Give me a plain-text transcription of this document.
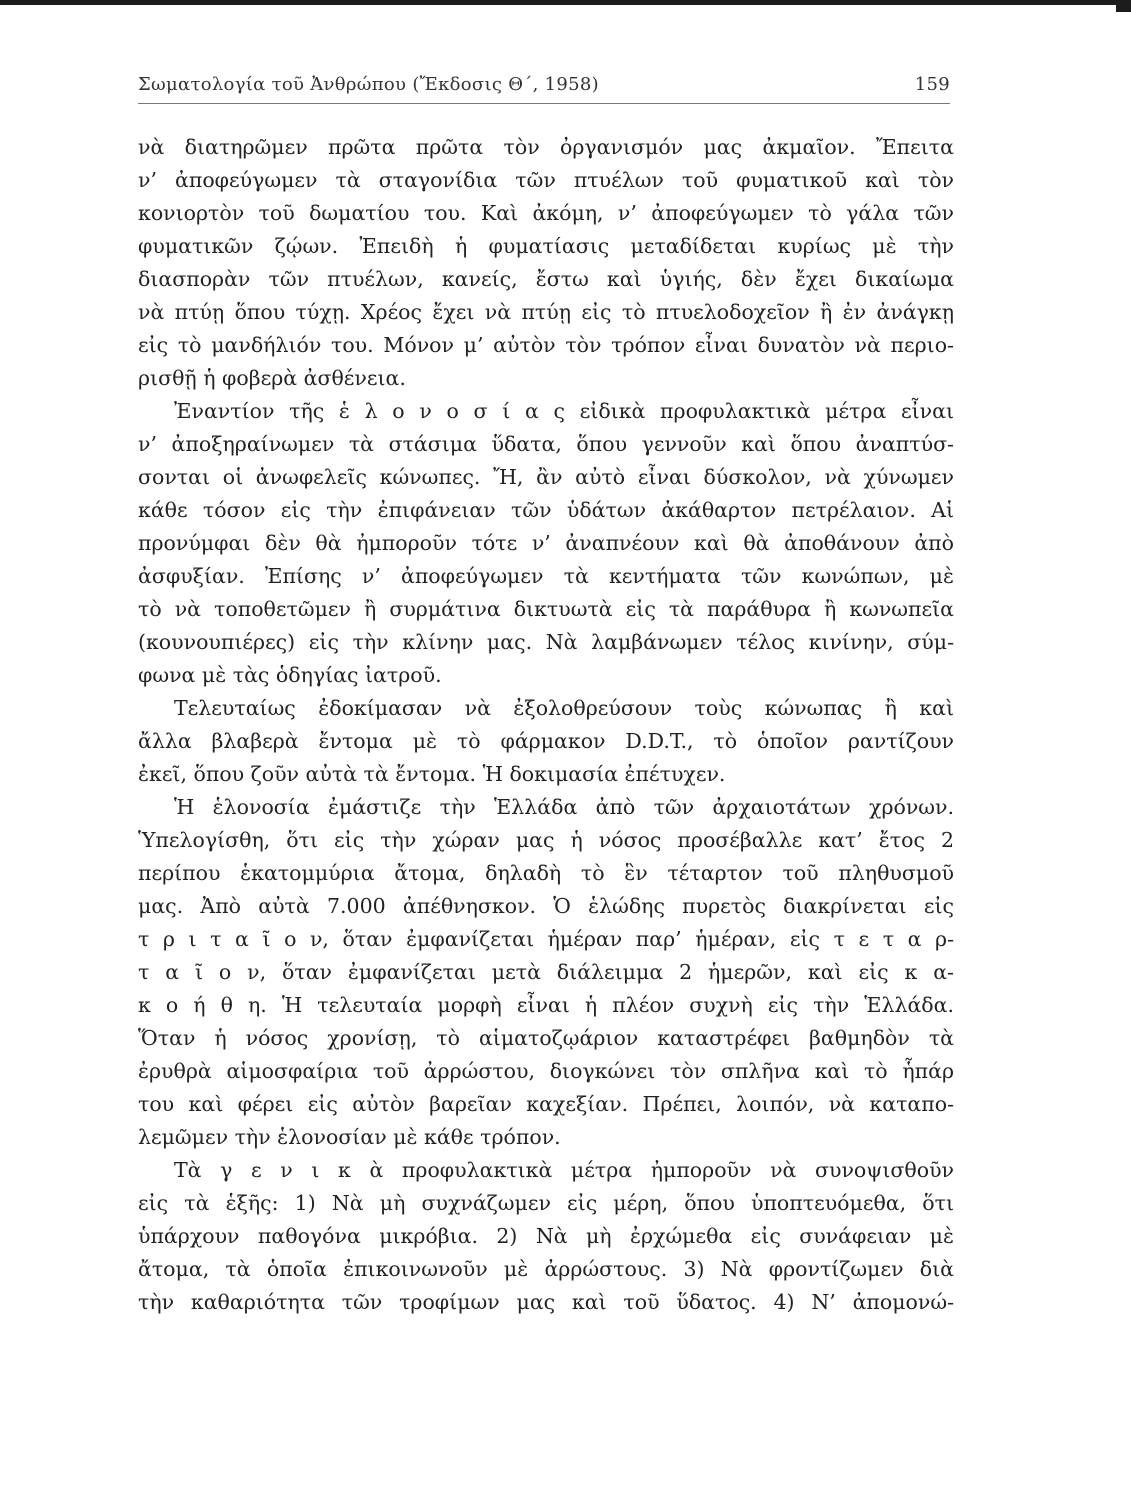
Σωματολογία τοῦ Ἀνθρώπου (Ἔκδοσις Θ΄, 1958)	159
νὰ διατηρῶμεν πρῶτα πρῶτα τὸν ὀργανισμόν μας ἀκμαῖον. Ἔπειτα
ν’ ἀποφεύγωμεν τὰ σταγονίδια τῶν πτυέλων τοῦ φυματικοῦ καὶ τὸν
κονιορτὸν τοῦ δωματίου του. Καὶ ἀκόμη, ν’ ἀποφεύγωμεν τὸ γάλα τῶν
φυματικῶν ζῴων. Ἐπειδὴ ἡ φυματίασις μεταδίδεται κυρίως μὲ τὴν
διασπορὰν τῶν πτυέλων, κανείς, ἔστω καὶ ὑγιής, δὲν ἔχει δικαίωμα
νὰ πτύῃ ὅπου τύχῃ. Χρέος ἔχει νὰ πτύῃ εἰς τὸ πτυελοδοχεῖον ἢ ἐν ἀνάγκῃ
εἰς τὸ μανδήλιόν του. Μόνον μ’ αὐτὸν τὸν τρόπον εἶναι δυνατὸν νὰ περιο-
ρισθῇ ἡ φοβερὰ ἀσθένεια.
Ἐναντίον τῆς ἑ λ ο ν ο σ ί α ς εἰδικὰ προφυλακτικὰ μέτρα εἶναι
ν’ ἀποξηραίνωμεν τὰ στάσιμα ὕδατα, ὅπου γεννοῦν καὶ ὅπου ἀναπτύσ-
σονται οἱ ἀνωφελεῖς κώνωπες. Ἤ, ἂν αὐτὸ εἶναι δύσκολον, νὰ χύνωμεν
κάθε τόσον εἰς τὴν ἐπιφάνειαν τῶν ὑδάτων ἀκάθαρτον πετρέλαιον. Αἱ
προνύμφαι δὲν θὰ ἠμποροῦν τότε ν’ ἀναπνέουν καὶ θὰ ἀποθάνουν ἀπὸ
ἀσφυξίαν. Ἐπίσης ν’ ἀποφεύγωμεν τὰ κεντήματα τῶν κωνώπων, μὲ
τὸ νὰ τοποθετῶμεν ἢ συρμάτινα δικτυωτὰ εἰς τὰ παράθυρα ἢ κωνωπεῖα
(κουνουπιέρες) εἰς τὴν κλίνην μας. Νὰ λαμβάνωμεν τέλος κινίνην, σύμ-
φωνα μὲ τὰς ὁδηγίας ἰατροῦ.
Τελευταίως ἐδοκίμασαν νὰ ἐξολοθρεύσουν τοὺς κώνωπας ἢ καὶ
ἄλλα βλαβερὰ ἔντομα μὲ τὸ φάρμακον D.D.T., τὸ ὁποῖον ραντίζουν
ἐκεῖ, ὅπου ζοῦν αὐτὰ τὰ ἔντομα. Ἡ δοκιμασία ἐπέτυχεν.
Ἡ ἑλονοσία ἐμάστιζε τὴν Ἑλλάδα ἀπὸ τῶν ἀρχαιοτάτων χρόνων.
Ὑπελογίσθη, ὅτι εἰς τὴν χώραν μας ἡ νόσος προσέβαλλε κατ’ ἔτος 2
περίπου ἑκατομμύρια ἄτομα, δηλαδὴ τὸ ἓν τέταρτον τοῦ πληθυσμοῦ
μας. Ἀπὸ αὐτὰ 7.000 ἀπέθνησκον. Ὁ ἑλώδης πυρετὸς διακρίνεται εἰς
τ ρ ι τ α ῖ ο ν, ὅταν ἐμφανίζεται ἡμέραν παρ’ ἡμέραν, εἰς τ ε τ α ρ-
τ α ῖ ο ν, ὅταν ἐμφανίζεται μετὰ διάλειμμα 2 ἡμερῶν, καὶ εἰς κ α-
κ ο ή θ η. Ἡ τελευταία μορφὴ εἶναι ἡ πλέον συχνὴ εἰς τὴν Ἑλλάδα.
Ὅταν ἡ νόσος χρονίσῃ, τὸ αἱματοζῳάριον καταστρέφει βαθμηδὸν τὰ
ἐρυθρὰ αἱμοσφαίρια τοῦ ἀρρώστου, διογκώνει τὸν σπλῆνα καὶ τὸ ἧπάρ
του καὶ φέρει εἰς αὐτὸν βαρεῖαν καχεξίαν. Πρέπει, λοιπόν, νὰ καταπο-
λεμῶμεν τὴν ἑλονοσίαν μὲ κάθε τρόπον.
Τὰ γ ε ν ι κ ὰ προφυλακτικὰ μέτρα ἠμποροῦν νὰ συνοψισθοῦν
εἰς τὰ ἑξῆς: 1) Νὰ μὴ συχνάζωμεν εἰς μέρη, ὅπου ὑποπτευόμεθα, ὅτι
ὑπάρχουν παθογόνα μικρόβια. 2) Νὰ μὴ ἐρχώμεθα εἰς συνάφειαν μὲ
ἄτομα, τὰ ὁποῖα ἐπικοινωνοῦν μὲ ἀρρώστους. 3) Νὰ φροντίζωμεν διὰ
τὴν καθαριότητα τῶν τροφίμων μας καὶ τοῦ ὕδατος. 4) Ν’ ἀπομονώ-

◆ **REQUIRED TASK**
Set down all the data again exactly as above, pictures excluded.

◆ **TASK OUTPUT**
Give me a plain-text transcription of this document.
Σωματολογία τοῦ Ἀνθρώπου (Ἔκδοσις Θ΄, 1958)	159
νὰ διατηρῶμεν πρῶτα πρῶτα τὸν ὀργανισμόν μας ἀκμαῖον. Ἔπειτα
ν’ ἀποφεύγωμεν τὰ σταγονίδια τῶν πτυέλων τοῦ φυματικοῦ καὶ τὸν
κονιορτὸν τοῦ δωματίου του. Καὶ ἀκόμη, ν’ ἀποφεύγωμεν τὸ γάλα τῶν
φυματικῶν ζῴων. Ἐπειδὴ ἡ φυματίασις μεταδίδεται κυρίως μὲ τὴν
διασπορὰν τῶν πτυέλων, κανείς, ἔστω καὶ ὑγιής, δὲν ἔχει δικαίωμα
νὰ πτύῃ ὅπου τύχῃ. Χρέος ἔχει νὰ πτύῃ εἰς τὸ πτυελοδοχεῖον ἢ ἐν ἀνάγκῃ
εἰς τὸ μανδήλιόν του. Μόνον μ’ αὐτὸν τὸν τρόπον εἶναι δυνατὸν νὰ περιο-
ρισθῇ ἡ φοβερὰ ἀσθένεια.
Ἐναντίον τῆς ἑ λ ο ν ο σ ί α ς εἰδικὰ προφυλακτικὰ μέτρα εἶναι
ν’ ἀποξηραίνωμεν τὰ στάσιμα ὕδατα, ὅπου γεννοῦν καὶ ὅπου ἀναπτύσ-
σονται οἱ ἀνωφελεῖς κώνωπες. Ἤ, ἂν αὐτὸ εἶναι δύσκολον, νὰ χύνωμεν
κάθε τόσον εἰς τὴν ἐπιφάνειαν τῶν ὑδάτων ἀκάθαρτον πετρέλαιον. Αἱ
προνύμφαι δὲν θὰ ἠμποροῦν τότε ν’ ἀναπνέουν καὶ θὰ ἀποθάνουν ἀπὸ
ἀσφυξίαν. Ἐπίσης ν’ ἀποφεύγωμεν τὰ κεντήματα τῶν κωνώπων, μὲ
τὸ νὰ τοποθετῶμεν ἢ συρμάτινα δικτυωτὰ εἰς τὰ παράθυρα ἢ κωνωπεῖα
(κουνουπιέρες) εἰς τὴν κλίνην μας. Νὰ λαμβάνωμεν τέλος κινίνην, σύμ-
φωνα μὲ τὰς ὁδηγίας ἰατροῦ.
Τελευταίως ἐδοκίμασαν νὰ ἐξολοθρεύσουν τοὺς κώνωπας ἢ καὶ
ἄλλα βλαβερὰ ἔντομα μὲ τὸ φάρμακον D.D.T., τὸ ὁποῖον ραντίζουν
ἐκεῖ, ὅπου ζοῦν αὐτὰ τὰ ἔντομα. Ἡ δοκιμασία ἐπέτυχεν.
Ἡ ἑλονοσία ἐμάστιζε τὴν Ἑλλάδα ἀπὸ τῶν ἀρχαιοτάτων χρόνων.
Ὑπελογίσθη, ὅτι εἰς τὴν χώραν μας ἡ νόσος προσέβαλλε κατ’ ἔτος 2
περίπου ἑκατομμύρια ἄτομα, δηλαδὴ τὸ ἓν τέταρτον τοῦ πληθυσμοῦ
μας. Ἀπὸ αὐτὰ 7.000 ἀπέθνησκον. Ὁ ἑλώδης πυρετὸς διακρίνεται εἰς
τ ρ ι τ α ῖ ο ν, ὅταν ἐμφανίζεται ἡμέραν παρ’ ἡμέραν, εἰς τ ε τ α ρ-
τ α ῖ ο ν, ὅταν ἐμφανίζεται μετὰ διάλειμμα 2 ἡμερῶν, καὶ εἰς κ α-
κ ο ή θ η. Ἡ τελευταία μορφὴ εἶναι ἡ πλέον συχνὴ εἰς τὴν Ἑλλάδα.
Ὅταν ἡ νόσος χρονίσῃ, τὸ αἱματοζῳάριον καταστρέφει βαθμηδὸν τὰ
ἐρυθρὰ αἱμοσφαίρια τοῦ ἀρρώστου, διογκώνει τὸν σπλῆνα καὶ τὸ ἧπάρ
του καὶ φέρει εἰς αὐτὸν βαρεῖαν καχεξίαν. Πρέπει, λοιπόν, νὰ καταπο-
λεμῶμεν τὴν ἑλονοσίαν μὲ κάθε τρόπον.
Τὰ γ ε ν ι κ ὰ προφυλακτικὰ μέτρα ἠμποροῦν νὰ συνοψισθοῦν
εἰς τὰ ἑξῆς: 1) Νὰ μὴ συχνάζωμεν εἰς μέρη, ὅπου ὑποπτευόμεθα, ὅτι
ὑπάρχουν παθογόνα μικρόβια. 2) Νὰ μὴ ἐρχώμεθα εἰς συνάφειαν μὲ
ἄτομα, τὰ ὁποῖα ἐπικοινωνοῦν μὲ ἀρρώστους. 3) Νὰ φροντίζωμεν διὰ
τὴν καθαριότητα τῶν τροφίμων μας καὶ τοῦ ὕδατος. 4) Ν’ ἀπομονώ-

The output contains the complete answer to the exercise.